■ SOURCE EXTRACT
Issues with Issuu: An Open Letter to Literary Magazines

Dear literary magazines,

I’m writing you this letter to beseech you not to use Issuu and to explain why I feel so strongly about it. I will be as concise as I can, but the platform has many problems.

Let’s start with the most obvious: Nobody visiting your website on an iPhone or iPad will be able to read the work you care so much about. Issuu uses Flash, and there is no Flash on those devices. (In fact, Adobe has stopped developing mobile Flash plugins for any phone.)

It’s true that Issuu has a reader app for iOS, but that doesn’t help you when somebody clicks a link to your website from their chosen iPhone Twitter app, for example. It only helps if you put your entire publication out via the Issuu iOS Reader (which you probably don’t) and a user of the app decides to subscribe. I’d stake my reputation on that fact that most of your readers do not subscribe to any version of your content—print or, for example, RSS—and won’t likely become subscribers just to see your content in the Issuu reader.

A second, related problem is that Flash is clunky in the Mac OS. It crashes often and is notoriously slow and insecure. Personally, I have had enough seemingly Flash-based problems with Issuu that unless I have a really good reason to want to read some piece of writing presented to me in Issuu—like, maybe my wife wrote it—I usually don’t.

■ WHAT YOU NEED TO DO
1. Answer these questions using the open letter about Issuu:
(a) What technology does Issuu use that iPhones and iPads do not have?
(b) What has Adobe stopped developing?
(c) What example does the writer offer of a good reason to read something presented in Issuu?
2. Write a continuation of the open letter about Issuu, beginning right after its last sentence.
The records come from a separate source and are unrelated to the letter.

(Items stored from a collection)
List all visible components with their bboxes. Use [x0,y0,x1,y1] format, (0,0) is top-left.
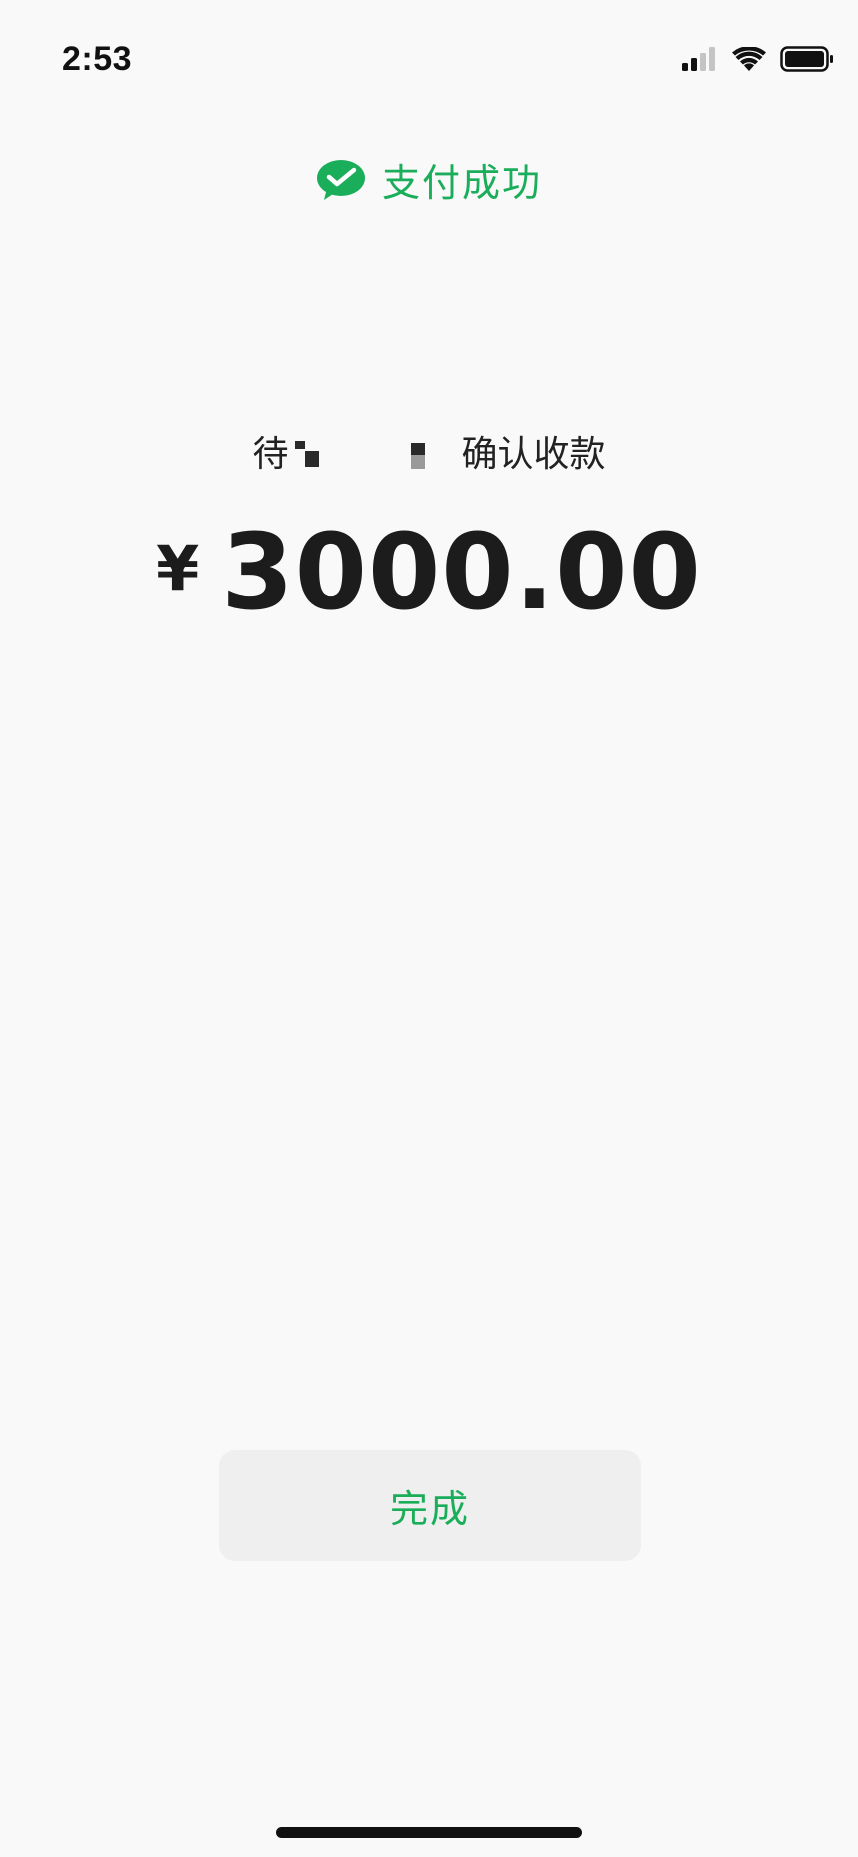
success-title: 支付成功 [381,161,542,205]
currency-symbol: ¥ [156,532,200,605]
amount-value: 3000.00 [221,511,702,633]
done-button[interactable]: 完成 [219,1450,641,1561]
home-indicator[interactable] [276,1827,582,1838]
payment-amount: ¥ 3000.00 [0,520,858,624]
wechat-pay-check-icon [316,159,365,200]
payee-suffix: 确认收款 [461,434,606,475]
status-indicators [682,46,834,72]
redacted-payee-name [293,429,458,473]
done-button-label: 完成 [389,1487,470,1531]
cellular-signal-icon [682,47,715,71]
status-bar: 2:53 [0,0,858,120]
payment-success-header: 支付成功 [0,152,858,207]
payee-status-text: 待 确认收款 [0,425,858,477]
battery-icon [780,46,833,72]
wifi-icon [732,46,766,71]
status-time: 2:53 [62,40,133,78]
payment-success-screen: 2:53 支付成功 待 确认收款 ¥ 3000.00 完成 [0,0,858,1857]
payee-prefix: 待 [252,434,289,475]
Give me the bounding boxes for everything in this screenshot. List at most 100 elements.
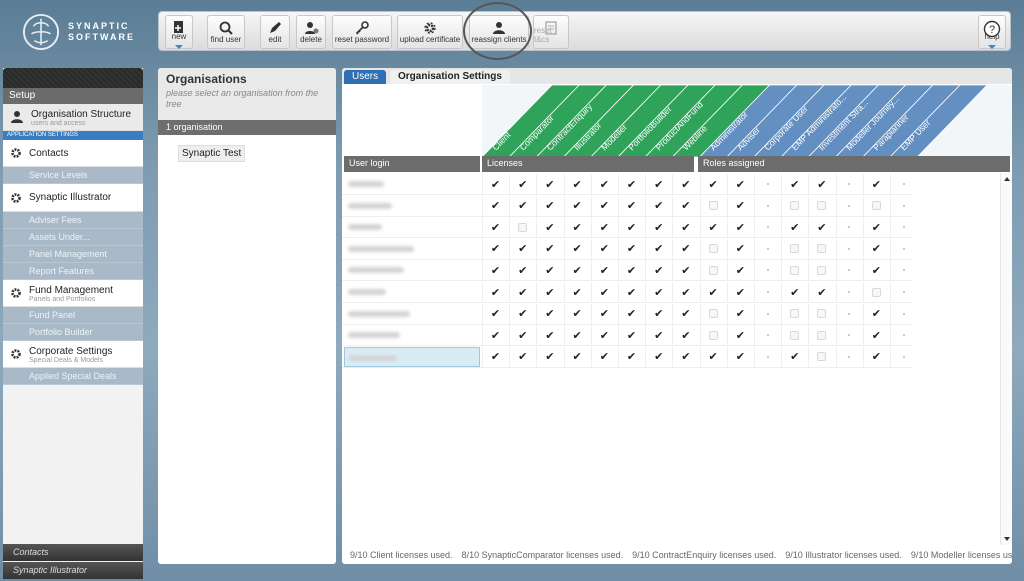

■ ANSWERS TO THE PROBLEMS
1.
(a) Flash.
(b) Mobile Flash plugins for any phone.
(c) The writer's wife having written it.

2.
A third technological problem with Issuu is that web searches for content you present in Issuu don’t ever lead searchers to your site. By Issuu’s own admission, because they always host the actual content and serve it to your visitors via your embed code, searches that turn up your content will point to issuu.com instead of awesomelitmag.com.

Maybe someday Issuu will abandon Flash (which it seems like they will have to) and come up with some unique way of delivering to you the search-engine traffic that should be yours (a task in which I’m sure they have no interest). Even then, there would be reasons to avoid them. These are mostly usability concerns, the kinds of things that ultimately cost you readers.

The usability issues that seem to matter most all stem from the fact that reading Issuu content requires switching to a full-screen interface. This makes for a worse user experience (UX) in several ways.

First, it’s a long-held tenet of web usability that the interface must prioritize “user control and freedom,” in the words of Jakob Nielsen, the godfather of the field. (Nielsen’s time-tested software interface design principles have been usefully adapted for the web by Keith Instone and Jess McMullin and Grant Skinner, among others) When a website forces users into a full-screen interface in order to read its core content, it violates this critical principle.

Second, Issuu’s particular implementation of full-screen reading also requires users to learn a new interface. The power of the web lies in its consistency across sites: I click a link; I’m on a page; I’m looking at the content I wanted to see. The browser, in other words, is the interface we have all already learned, and the one that websites should take as much advantage of as possible. (“Follow platform conventions,” writes Nielsen; Issuu doesn’t even use a standard Print icon.)

Issuu's controls

Issuu's many controls. (Click for a larger version.)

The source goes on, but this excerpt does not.